**Problem description:** For the entries that follow, tally the lines holding the string "none". Give the total and nothing else.

(Records from a collection)
= = =

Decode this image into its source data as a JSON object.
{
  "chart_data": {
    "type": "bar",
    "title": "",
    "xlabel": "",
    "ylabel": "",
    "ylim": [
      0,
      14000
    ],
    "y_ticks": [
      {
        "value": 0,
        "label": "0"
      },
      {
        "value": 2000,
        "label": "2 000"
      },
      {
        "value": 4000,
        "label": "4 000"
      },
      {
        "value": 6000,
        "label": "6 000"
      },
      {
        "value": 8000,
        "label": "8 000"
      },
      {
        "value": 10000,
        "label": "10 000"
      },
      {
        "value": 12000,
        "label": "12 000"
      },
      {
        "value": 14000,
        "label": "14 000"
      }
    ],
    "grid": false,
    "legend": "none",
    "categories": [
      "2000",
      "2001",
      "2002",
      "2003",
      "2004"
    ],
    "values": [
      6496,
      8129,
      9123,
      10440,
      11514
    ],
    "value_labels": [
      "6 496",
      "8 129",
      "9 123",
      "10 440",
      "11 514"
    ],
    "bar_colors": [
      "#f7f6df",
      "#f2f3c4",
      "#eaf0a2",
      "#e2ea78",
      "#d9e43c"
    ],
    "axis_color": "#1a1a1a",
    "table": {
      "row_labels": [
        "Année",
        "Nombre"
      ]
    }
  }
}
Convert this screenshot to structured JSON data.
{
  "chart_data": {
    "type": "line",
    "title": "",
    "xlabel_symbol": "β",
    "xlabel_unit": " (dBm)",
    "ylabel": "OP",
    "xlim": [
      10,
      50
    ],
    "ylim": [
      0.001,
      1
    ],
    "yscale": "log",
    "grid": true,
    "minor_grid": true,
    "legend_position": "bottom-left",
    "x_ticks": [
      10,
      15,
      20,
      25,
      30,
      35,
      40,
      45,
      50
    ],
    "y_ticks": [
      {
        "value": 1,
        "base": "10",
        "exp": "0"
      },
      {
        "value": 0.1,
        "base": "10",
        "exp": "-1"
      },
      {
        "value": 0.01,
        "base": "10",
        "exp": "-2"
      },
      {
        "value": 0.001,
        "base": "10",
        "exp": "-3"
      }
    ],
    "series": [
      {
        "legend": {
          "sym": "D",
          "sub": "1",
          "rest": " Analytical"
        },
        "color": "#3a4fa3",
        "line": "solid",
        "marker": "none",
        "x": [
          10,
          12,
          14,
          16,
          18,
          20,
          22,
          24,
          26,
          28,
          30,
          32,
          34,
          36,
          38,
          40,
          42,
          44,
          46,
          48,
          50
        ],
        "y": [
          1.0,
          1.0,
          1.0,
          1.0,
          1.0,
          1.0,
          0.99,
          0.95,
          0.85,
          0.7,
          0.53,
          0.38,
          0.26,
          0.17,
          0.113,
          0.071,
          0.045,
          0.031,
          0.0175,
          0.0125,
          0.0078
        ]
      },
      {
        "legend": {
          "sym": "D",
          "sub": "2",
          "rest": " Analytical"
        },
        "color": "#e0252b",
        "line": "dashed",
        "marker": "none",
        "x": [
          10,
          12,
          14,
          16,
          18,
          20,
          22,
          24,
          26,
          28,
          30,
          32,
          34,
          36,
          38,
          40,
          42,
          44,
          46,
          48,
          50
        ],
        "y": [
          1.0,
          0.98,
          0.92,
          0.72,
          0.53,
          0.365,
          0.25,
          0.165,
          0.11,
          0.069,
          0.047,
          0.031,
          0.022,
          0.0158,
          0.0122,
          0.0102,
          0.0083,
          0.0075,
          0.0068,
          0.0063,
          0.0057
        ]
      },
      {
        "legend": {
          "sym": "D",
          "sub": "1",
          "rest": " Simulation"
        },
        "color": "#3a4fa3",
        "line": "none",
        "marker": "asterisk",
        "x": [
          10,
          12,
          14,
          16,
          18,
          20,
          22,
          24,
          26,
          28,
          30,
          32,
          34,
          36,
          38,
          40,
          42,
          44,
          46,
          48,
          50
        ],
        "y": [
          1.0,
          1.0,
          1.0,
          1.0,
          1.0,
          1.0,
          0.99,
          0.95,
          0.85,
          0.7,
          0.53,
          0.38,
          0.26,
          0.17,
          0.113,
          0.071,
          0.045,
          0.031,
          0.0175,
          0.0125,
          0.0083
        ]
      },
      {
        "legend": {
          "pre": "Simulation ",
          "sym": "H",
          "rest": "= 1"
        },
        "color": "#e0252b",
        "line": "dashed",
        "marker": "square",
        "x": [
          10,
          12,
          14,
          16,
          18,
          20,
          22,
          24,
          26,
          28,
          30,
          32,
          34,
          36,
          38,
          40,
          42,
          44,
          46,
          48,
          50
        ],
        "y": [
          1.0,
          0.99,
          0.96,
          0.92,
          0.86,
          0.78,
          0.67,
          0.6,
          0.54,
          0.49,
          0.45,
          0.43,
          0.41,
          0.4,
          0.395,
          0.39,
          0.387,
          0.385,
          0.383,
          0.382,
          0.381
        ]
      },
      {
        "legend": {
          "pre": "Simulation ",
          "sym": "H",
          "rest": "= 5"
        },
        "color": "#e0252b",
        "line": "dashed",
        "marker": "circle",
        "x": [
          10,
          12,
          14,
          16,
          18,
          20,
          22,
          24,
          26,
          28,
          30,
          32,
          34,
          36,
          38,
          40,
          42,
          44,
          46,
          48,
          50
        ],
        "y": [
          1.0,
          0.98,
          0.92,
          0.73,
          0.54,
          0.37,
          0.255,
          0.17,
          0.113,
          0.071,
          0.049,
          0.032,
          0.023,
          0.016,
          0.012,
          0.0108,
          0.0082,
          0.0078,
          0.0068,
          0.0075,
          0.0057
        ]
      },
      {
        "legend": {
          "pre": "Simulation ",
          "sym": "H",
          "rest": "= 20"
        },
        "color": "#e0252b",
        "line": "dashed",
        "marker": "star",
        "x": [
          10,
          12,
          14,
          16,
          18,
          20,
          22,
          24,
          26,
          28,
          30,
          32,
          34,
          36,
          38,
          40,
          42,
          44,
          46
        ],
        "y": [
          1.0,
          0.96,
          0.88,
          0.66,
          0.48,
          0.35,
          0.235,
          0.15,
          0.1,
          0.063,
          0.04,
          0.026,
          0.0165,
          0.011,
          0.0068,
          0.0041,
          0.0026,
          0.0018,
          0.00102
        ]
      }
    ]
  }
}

= = =

**Reply to the exercise:** 4